-- What you should do --
Everything in the data below is to be reproduced without any deviation.

□ □ □ □ □ □ □

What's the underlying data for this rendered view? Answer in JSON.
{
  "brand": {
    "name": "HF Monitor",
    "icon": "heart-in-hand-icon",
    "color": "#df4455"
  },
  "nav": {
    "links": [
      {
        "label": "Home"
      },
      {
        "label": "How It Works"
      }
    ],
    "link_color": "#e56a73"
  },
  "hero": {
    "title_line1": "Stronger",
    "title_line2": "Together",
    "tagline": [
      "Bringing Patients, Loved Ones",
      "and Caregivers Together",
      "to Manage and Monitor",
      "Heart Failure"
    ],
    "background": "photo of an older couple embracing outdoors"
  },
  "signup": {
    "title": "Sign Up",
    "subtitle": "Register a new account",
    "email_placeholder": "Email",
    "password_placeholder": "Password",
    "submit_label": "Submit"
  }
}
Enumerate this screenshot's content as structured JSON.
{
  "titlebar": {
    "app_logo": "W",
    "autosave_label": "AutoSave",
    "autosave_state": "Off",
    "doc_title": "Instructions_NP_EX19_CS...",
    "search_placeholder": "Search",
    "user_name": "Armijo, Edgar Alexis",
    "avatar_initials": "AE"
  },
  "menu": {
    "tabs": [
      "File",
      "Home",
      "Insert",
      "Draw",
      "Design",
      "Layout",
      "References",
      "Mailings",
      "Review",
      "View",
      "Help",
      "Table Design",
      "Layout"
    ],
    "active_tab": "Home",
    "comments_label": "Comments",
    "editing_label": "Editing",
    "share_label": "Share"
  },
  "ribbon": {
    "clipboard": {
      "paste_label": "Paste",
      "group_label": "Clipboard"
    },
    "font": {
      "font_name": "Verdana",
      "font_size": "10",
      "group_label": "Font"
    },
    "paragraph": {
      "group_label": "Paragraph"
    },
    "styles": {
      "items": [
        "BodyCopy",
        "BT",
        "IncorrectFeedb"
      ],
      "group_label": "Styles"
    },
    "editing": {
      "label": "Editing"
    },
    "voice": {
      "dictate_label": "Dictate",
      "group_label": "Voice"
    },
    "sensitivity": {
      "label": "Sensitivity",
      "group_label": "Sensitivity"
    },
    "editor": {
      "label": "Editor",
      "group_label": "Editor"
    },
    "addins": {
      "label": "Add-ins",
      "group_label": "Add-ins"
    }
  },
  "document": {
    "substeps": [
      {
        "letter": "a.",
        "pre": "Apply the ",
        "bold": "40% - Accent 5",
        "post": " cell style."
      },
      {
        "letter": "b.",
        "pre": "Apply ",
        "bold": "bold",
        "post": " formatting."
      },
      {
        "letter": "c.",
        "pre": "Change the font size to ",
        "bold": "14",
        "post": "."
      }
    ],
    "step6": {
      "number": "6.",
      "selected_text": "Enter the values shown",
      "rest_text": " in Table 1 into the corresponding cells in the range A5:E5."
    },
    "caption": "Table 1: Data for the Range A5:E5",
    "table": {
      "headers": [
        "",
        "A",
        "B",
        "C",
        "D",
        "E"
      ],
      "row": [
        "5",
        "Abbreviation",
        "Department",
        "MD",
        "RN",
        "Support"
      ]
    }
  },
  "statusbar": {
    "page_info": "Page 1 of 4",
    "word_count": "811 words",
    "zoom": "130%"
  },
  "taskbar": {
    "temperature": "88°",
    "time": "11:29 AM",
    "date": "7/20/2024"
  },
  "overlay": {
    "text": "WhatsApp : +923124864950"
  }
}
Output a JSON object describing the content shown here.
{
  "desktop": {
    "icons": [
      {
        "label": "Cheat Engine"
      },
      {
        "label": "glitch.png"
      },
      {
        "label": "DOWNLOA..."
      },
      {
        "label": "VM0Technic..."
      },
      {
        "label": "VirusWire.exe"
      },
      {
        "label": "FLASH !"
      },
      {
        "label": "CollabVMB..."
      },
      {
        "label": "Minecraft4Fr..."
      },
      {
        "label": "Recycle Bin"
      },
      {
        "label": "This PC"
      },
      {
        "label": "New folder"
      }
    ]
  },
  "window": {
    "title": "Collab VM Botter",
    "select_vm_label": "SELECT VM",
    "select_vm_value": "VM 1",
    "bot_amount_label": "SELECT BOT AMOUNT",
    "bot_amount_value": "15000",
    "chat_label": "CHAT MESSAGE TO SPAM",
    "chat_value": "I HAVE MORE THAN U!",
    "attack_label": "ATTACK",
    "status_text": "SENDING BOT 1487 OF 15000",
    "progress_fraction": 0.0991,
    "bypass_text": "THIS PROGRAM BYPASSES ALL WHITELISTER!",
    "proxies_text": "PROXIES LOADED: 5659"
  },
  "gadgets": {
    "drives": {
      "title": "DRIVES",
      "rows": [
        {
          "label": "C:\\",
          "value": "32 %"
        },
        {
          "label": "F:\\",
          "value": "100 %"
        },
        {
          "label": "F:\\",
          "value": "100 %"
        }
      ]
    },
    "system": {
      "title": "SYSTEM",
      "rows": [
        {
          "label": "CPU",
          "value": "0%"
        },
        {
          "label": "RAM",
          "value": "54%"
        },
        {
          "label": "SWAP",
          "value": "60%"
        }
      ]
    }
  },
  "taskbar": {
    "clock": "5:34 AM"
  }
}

□ □ □ □ □ □ □

-- Written reply --
What's the underlying data for this rendered view? Answer in JSON.
{
  "brand": {
    "name": "HF Monitor",
    "icon": "heart-in-hand-icon",
    "color": "#df4455"
  },
  "nav": {
    "links": [
      {
        "label": "Home"
      },
      {
        "label": "How It Works"
      }
    ],
    "link_color": "#e56a73"
  },
  "hero": {
    "title_line1": "Stronger",
    "title_line2": "Together",
    "tagline": [
      "Bringing Patients, Loved Ones",
      "and Caregivers Together",
      "to Manage and Monitor",
      "Heart Failure"
    ],
    "background": "photo of an older couple embracing outdoors"
  },
  "signup": {
    "title": "Sign Up",
    "subtitle": "Register a new account",
    "email_placeholder": "Email",
    "password_placeholder": "Password",
    "submit_label": "Submit"
  }
}
Enumerate this screenshot's content as structured JSON.
{
  "titlebar": {
    "app_logo": "W",
    "autosave_label": "AutoSave",
    "autosave_state": "Off",
    "doc_title": "Instructions_NP_EX19_CS...",
    "search_placeholder": "Search",
    "user_name": "Armijo, Edgar Alexis",
    "avatar_initials": "AE"
  },
  "menu": {
    "tabs": [
      "File",
      "Home",
      "Insert",
      "Draw",
      "Design",
      "Layout",
      "References",
      "Mailings",
      "Review",
      "View",
      "Help",
      "Table Design",
      "Layout"
    ],
    "active_tab": "Home",
    "comments_label": "Comments",
    "editing_label": "Editing",
    "share_label": "Share"
  },
  "ribbon": {
    "clipboard": {
      "paste_label": "Paste",
      "group_label": "Clipboard"
    },
    "font": {
      "font_name": "Verdana",
      "font_size": "10",
      "group_label": "Font"
    },
    "paragraph": {
      "group_label": "Paragraph"
    },
    "styles": {
      "items": [
        "BodyCopy",
        "BT",
        "IncorrectFeedb"
      ],
      "group_label": "Styles"
    },
    "editing": {
      "label": "Editing"
    },
    "voice": {
      "dictate_label": "Dictate",
      "group_label": "Voice"
    },
    "sensitivity": {
      "label": "Sensitivity",
      "group_label": "Sensitivity"
    },
    "editor": {
      "label": "Editor",
      "group_label": "Editor"
    },
    "addins": {
      "label": "Add-ins",
      "group_label": "Add-ins"
    }
  },
  "document": {
    "substeps": [
      {
        "letter": "a.",
        "pre": "Apply the ",
        "bold": "40% - Accent 5",
        "post": " cell style."
      },
      {
        "letter": "b.",
        "pre": "Apply ",
        "bold": "bold",
        "post": " formatting."
      },
      {
        "letter": "c.",
        "pre": "Change the font size to ",
        "bold": "14",
        "post": "."
      }
    ],
    "step6": {
      "number": "6.",
      "selected_text": "Enter the values shown",
      "rest_text": " in Table 1 into the corresponding cells in the range A5:E5."
    },
    "caption": "Table 1: Data for the Range A5:E5",
    "table": {
      "headers": [
        "",
        "A",
        "B",
        "C",
        "D",
        "E"
      ],
      "row": [
        "5",
        "Abbreviation",
        "Department",
        "MD",
        "RN",
        "Support"
      ]
    }
  },
  "statusbar": {
    "page_info": "Page 1 of 4",
    "word_count": "811 words",
    "zoom": "130%"
  },
  "taskbar": {
    "temperature": "88°",
    "time": "11:29 AM",
    "date": "7/20/2024"
  },
  "overlay": {
    "text": "WhatsApp : +923124864950"
  }
}
Output a JSON object describing the content shown here.
{
  "desktop": {
    "icons": [
      {
        "label": "Cheat Engine"
      },
      {
        "label": "glitch.png"
      },
      {
        "label": "DOWNLOA..."
      },
      {
        "label": "VM0Technic..."
      },
      {
        "label": "VirusWire.exe"
      },
      {
        "label": "FLASH !"
      },
      {
        "label": "CollabVMB..."
      },
      {
        "label": "Minecraft4Fr..."
      },
      {
        "label": "Recycle Bin"
      },
      {
        "label": "This PC"
      },
      {
        "label": "New folder"
      }
    ]
  },
  "window": {
    "title": "Collab VM Botter",
    "select_vm_label": "SELECT VM",
    "select_vm_value": "VM 1",
    "bot_amount_label": "SELECT BOT AMOUNT",
    "bot_amount_value": "15000",
    "chat_label": "CHAT MESSAGE TO SPAM",
    "chat_value": "I HAVE MORE THAN U!",
    "attack_label": "ATTACK",
    "status_text": "SENDING BOT 1487 OF 15000",
    "progress_fraction": 0.0991,
    "bypass_text": "THIS PROGRAM BYPASSES ALL WHITELISTER!",
    "proxies_text": "PROXIES LOADED: 5659"
  },
  "gadgets": {
    "drives": {
      "title": "DRIVES",
      "rows": [
        {
          "label": "C:\\",
          "value": "32 %"
        },
        {
          "label": "F:\\",
          "value": "100 %"
        },
        {
          "label": "F:\\",
          "value": "100 %"
        }
      ]
    },
    "system": {
      "title": "SYSTEM",
      "rows": [
        {
          "label": "CPU",
          "value": "0%"
        },
        {
          "label": "RAM",
          "value": "54%"
        },
        {
          "label": "SWAP",
          "value": "60%"
        }
      ]
    }
  },
  "taskbar": {
    "clock": "5:34 AM"
  }
}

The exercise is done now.